* Material supplied:
········
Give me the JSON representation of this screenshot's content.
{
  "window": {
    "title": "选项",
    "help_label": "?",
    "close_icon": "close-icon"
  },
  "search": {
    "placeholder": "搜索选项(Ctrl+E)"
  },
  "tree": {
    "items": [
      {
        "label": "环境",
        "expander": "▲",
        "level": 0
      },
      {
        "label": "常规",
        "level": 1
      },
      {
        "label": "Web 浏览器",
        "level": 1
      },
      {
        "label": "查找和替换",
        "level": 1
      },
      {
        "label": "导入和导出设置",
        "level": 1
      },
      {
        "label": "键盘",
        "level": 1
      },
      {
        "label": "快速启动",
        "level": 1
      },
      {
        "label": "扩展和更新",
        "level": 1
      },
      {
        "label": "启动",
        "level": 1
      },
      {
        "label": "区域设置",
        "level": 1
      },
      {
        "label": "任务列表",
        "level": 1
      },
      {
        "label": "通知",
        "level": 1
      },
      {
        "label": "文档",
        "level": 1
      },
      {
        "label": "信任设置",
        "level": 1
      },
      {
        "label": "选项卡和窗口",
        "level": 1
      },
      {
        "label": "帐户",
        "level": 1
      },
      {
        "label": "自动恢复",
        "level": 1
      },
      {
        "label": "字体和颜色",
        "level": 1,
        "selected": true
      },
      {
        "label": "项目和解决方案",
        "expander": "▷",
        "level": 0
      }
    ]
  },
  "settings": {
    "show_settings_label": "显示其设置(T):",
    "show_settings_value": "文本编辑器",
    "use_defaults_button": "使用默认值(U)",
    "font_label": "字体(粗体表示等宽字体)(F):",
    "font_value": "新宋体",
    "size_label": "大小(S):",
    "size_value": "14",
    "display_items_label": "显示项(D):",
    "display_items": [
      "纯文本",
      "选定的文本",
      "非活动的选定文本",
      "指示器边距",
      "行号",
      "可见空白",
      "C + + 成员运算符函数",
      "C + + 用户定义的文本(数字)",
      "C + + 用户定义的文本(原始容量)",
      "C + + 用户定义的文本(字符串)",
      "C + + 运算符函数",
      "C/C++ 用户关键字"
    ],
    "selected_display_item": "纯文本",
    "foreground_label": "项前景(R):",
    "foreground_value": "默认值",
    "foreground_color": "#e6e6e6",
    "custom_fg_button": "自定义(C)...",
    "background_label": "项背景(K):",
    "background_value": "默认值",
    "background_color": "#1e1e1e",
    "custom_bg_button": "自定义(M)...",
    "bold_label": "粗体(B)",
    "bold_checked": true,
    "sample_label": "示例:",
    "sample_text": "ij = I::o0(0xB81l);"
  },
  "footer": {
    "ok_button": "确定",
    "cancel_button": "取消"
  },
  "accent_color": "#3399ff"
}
········
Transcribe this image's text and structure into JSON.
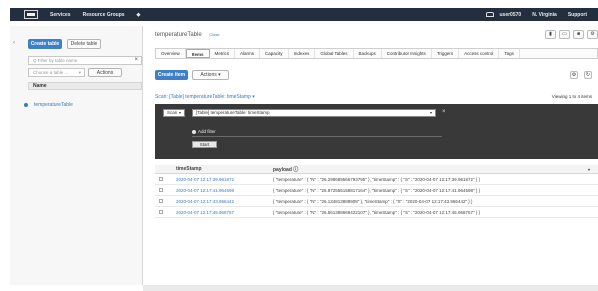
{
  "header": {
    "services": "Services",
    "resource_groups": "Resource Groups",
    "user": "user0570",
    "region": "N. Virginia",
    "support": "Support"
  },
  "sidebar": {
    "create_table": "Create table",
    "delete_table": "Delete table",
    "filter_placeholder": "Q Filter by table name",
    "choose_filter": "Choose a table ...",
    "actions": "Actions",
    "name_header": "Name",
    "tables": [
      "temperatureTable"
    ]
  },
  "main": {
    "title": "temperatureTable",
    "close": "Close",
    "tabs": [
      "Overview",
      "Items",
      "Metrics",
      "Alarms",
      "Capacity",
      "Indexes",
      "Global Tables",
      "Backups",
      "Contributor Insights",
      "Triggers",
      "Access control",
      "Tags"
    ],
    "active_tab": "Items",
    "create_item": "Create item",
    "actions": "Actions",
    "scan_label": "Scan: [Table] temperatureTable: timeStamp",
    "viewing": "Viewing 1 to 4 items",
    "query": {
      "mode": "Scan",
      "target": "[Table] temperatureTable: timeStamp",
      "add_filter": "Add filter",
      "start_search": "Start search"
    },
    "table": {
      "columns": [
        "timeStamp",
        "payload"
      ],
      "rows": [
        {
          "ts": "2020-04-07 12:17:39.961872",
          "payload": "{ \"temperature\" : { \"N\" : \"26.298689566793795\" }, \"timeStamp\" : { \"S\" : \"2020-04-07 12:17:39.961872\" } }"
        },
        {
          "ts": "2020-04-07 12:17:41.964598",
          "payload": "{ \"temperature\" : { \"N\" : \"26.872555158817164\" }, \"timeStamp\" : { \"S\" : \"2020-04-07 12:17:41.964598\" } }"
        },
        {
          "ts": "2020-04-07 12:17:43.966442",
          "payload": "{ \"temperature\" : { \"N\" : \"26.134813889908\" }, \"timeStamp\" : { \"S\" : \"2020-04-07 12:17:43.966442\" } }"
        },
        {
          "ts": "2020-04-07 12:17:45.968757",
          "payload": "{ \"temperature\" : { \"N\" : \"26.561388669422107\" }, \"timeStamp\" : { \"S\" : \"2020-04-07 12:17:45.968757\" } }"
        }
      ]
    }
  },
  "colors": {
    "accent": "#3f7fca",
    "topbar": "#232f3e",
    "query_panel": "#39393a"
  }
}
········
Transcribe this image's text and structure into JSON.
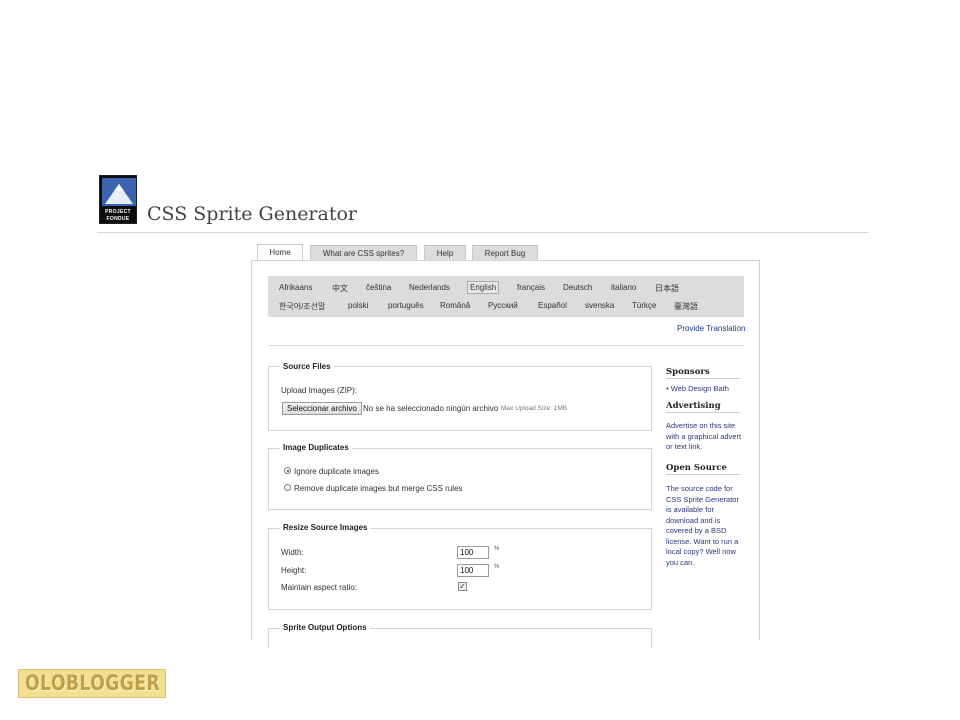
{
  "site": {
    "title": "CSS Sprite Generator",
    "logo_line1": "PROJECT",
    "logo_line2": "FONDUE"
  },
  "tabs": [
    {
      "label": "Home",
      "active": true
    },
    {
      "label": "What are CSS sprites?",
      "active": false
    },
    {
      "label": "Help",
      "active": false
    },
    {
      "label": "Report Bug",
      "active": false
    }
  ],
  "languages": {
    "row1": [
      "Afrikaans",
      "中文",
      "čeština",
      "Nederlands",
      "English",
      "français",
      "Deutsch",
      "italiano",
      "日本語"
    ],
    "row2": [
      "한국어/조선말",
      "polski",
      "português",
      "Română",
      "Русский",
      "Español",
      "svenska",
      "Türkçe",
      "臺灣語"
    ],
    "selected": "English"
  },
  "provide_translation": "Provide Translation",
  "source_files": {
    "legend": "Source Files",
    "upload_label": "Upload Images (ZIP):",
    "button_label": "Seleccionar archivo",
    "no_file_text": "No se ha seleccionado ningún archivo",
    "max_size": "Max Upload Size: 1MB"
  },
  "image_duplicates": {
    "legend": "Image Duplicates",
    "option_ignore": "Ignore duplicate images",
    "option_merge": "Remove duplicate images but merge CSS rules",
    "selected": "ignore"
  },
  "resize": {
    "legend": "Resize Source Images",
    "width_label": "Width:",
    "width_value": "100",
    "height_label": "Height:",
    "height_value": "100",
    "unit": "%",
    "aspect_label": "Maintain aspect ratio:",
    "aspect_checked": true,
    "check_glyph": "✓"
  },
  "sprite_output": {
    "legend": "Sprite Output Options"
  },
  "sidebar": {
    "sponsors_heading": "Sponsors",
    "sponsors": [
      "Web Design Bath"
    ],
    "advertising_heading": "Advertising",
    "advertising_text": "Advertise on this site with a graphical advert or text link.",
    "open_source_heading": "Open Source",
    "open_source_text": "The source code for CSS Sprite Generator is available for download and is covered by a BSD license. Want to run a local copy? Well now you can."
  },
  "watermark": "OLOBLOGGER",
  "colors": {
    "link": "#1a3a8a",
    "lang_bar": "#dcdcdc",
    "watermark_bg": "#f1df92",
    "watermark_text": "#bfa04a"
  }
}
········
* Request:
Which lines hold the string "payload"? Copy all of them from the data above.

* Final result:
        "payload"
          "payload": "{ \"temperature\" : { \"N\" : \"26.298689566793795\" }, \"timeStamp\" : { \"S\" : \"2020-04-07 12:17:39.961872\" } }"
          "payload": "{ \"temperature\" : { \"N\" : \"26.872555158817164\" }, \"timeStamp\" : { \"S\" : \"2020-04-07 12:17:41.964598\" } }"
          "payload": "{ \"temperature\" : { \"N\" : \"26.134813889908\" }, \"timeStamp\" : { \"S\" : \"2020-04-07 12:17:43.966442\" } }"
          "payload": "{ \"temperature\" : { \"N\" : \"26.561388669422107\" }, \"timeStamp\" : { \"S\" : \"2020-04-07 12:17:45.968757\" } }"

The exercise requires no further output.